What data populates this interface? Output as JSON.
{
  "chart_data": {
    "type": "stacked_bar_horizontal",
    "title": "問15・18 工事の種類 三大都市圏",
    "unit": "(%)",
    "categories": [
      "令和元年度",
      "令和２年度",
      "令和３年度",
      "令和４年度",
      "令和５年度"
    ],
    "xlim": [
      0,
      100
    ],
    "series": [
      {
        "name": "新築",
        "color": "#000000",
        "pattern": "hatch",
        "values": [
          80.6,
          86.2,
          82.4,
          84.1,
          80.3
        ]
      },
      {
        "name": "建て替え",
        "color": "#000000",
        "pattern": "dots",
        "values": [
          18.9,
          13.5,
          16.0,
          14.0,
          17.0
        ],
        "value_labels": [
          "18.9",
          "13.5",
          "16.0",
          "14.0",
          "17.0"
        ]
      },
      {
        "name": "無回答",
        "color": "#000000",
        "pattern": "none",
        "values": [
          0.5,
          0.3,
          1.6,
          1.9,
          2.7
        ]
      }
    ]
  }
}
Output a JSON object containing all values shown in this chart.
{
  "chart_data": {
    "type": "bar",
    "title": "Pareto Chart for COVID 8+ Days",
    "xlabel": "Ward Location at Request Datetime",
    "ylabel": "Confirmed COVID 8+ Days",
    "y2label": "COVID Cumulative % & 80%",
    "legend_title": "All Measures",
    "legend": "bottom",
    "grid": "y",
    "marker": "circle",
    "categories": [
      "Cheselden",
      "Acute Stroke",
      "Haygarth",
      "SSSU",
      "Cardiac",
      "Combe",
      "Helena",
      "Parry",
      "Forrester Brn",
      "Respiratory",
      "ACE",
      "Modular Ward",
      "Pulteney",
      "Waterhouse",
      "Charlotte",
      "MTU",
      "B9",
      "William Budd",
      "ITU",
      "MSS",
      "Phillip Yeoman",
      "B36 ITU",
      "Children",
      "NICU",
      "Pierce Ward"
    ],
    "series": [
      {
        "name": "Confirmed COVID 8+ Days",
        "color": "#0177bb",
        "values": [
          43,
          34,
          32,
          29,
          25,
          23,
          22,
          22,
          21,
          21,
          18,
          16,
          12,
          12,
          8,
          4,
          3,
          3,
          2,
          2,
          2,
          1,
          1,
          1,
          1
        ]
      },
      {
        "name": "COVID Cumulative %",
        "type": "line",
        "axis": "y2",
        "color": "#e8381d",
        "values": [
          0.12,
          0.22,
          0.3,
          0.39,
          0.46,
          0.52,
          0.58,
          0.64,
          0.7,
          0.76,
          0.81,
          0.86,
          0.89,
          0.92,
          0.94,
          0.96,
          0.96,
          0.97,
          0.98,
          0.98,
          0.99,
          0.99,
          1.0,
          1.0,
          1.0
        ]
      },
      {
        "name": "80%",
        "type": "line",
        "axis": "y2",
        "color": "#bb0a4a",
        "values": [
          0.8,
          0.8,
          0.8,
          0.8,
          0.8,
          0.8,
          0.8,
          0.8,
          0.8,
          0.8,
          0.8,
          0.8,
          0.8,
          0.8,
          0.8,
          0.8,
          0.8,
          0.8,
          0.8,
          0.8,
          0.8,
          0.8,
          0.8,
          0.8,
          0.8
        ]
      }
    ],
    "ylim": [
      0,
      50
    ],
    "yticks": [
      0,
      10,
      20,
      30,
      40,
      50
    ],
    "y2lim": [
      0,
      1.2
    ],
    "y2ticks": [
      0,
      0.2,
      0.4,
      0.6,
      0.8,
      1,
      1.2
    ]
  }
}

***

• Stated problem: Retype the records in full. Keep every line identical to the original.

• Answer to the exercise:
What data populates this interface? Output as JSON.
{
  "chart_data": {
    "type": "stacked_bar_horizontal",
    "title": "問15・18 工事の種類 三大都市圏",
    "unit": "(%)",
    "categories": [
      "令和元年度",
      "令和２年度",
      "令和３年度",
      "令和４年度",
      "令和５年度"
    ],
    "xlim": [
      0,
      100
    ],
    "series": [
      {
        "name": "新築",
        "color": "#000000",
        "pattern": "hatch",
        "values": [
          80.6,
          86.2,
          82.4,
          84.1,
          80.3
        ]
      },
      {
        "name": "建て替え",
        "color": "#000000",
        "pattern": "dots",
        "values": [
          18.9,
          13.5,
          16.0,
          14.0,
          17.0
        ],
        "value_labels": [
          "18.9",
          "13.5",
          "16.0",
          "14.0",
          "17.0"
        ]
      },
      {
        "name": "無回答",
        "color": "#000000",
        "pattern": "none",
        "values": [
          0.5,
          0.3,
          1.6,
          1.9,
          2.7
        ]
      }
    ]
  }
}
Output a JSON object containing all values shown in this chart.
{
  "chart_data": {
    "type": "bar",
    "title": "Pareto Chart for COVID 8+ Days",
    "xlabel": "Ward Location at Request Datetime",
    "ylabel": "Confirmed COVID 8+ Days",
    "y2label": "COVID Cumulative % & 80%",
    "legend_title": "All Measures",
    "legend": "bottom",
    "grid": "y",
    "marker": "circle",
    "categories": [
      "Cheselden",
      "Acute Stroke",
      "Haygarth",
      "SSSU",
      "Cardiac",
      "Combe",
      "Helena",
      "Parry",
      "Forrester Brn",
      "Respiratory",
      "ACE",
      "Modular Ward",
      "Pulteney",
      "Waterhouse",
      "Charlotte",
      "MTU",
      "B9",
      "William Budd",
      "ITU",
      "MSS",
      "Phillip Yeoman",
      "B36 ITU",
      "Children",
      "NICU",
      "Pierce Ward"
    ],
    "series": [
      {
        "name": "Confirmed COVID 8+ Days",
        "color": "#0177bb",
        "values": [
          43,
          34,
          32,
          29,
          25,
          23,
          22,
          22,
          21,
          21,
          18,
          16,
          12,
          12,
          8,
          4,
          3,
          3,
          2,
          2,
          2,
          1,
          1,
          1,
          1
        ]
      },
      {
        "name": "COVID Cumulative %",
        "type": "line",
        "axis": "y2",
        "color": "#e8381d",
        "values": [
          0.12,
          0.22,
          0.3,
          0.39,
          0.46,
          0.52,
          0.58,
          0.64,
          0.7,
          0.76,
          0.81,
          0.86,
          0.89,
          0.92,
          0.94,
          0.96,
          0.96,
          0.97,
          0.98,
          0.98,
          0.99,
          0.99,
          1.0,
          1.0,
          1.0
        ]
      },
      {
        "name": "80%",
        "type": "line",
        "axis": "y2",
        "color": "#bb0a4a",
        "values": [
          0.8,
          0.8,
          0.8,
          0.8,
          0.8,
          0.8,
          0.8,
          0.8,
          0.8,
          0.8,
          0.8,
          0.8,
          0.8,
          0.8,
          0.8,
          0.8,
          0.8,
          0.8,
          0.8,
          0.8,
          0.8,
          0.8,
          0.8,
          0.8,
          0.8
        ]
      }
    ],
    "ylim": [
      0,
      50
    ],
    "yticks": [
      0,
      10,
      20,
      30,
      40,
      50
    ],
    "y2lim": [
      0,
      1.2
    ],
    "y2ticks": [
      0,
      0.2,
      0.4,
      0.6,
      0.8,
      1,
      1.2
    ]
  }
}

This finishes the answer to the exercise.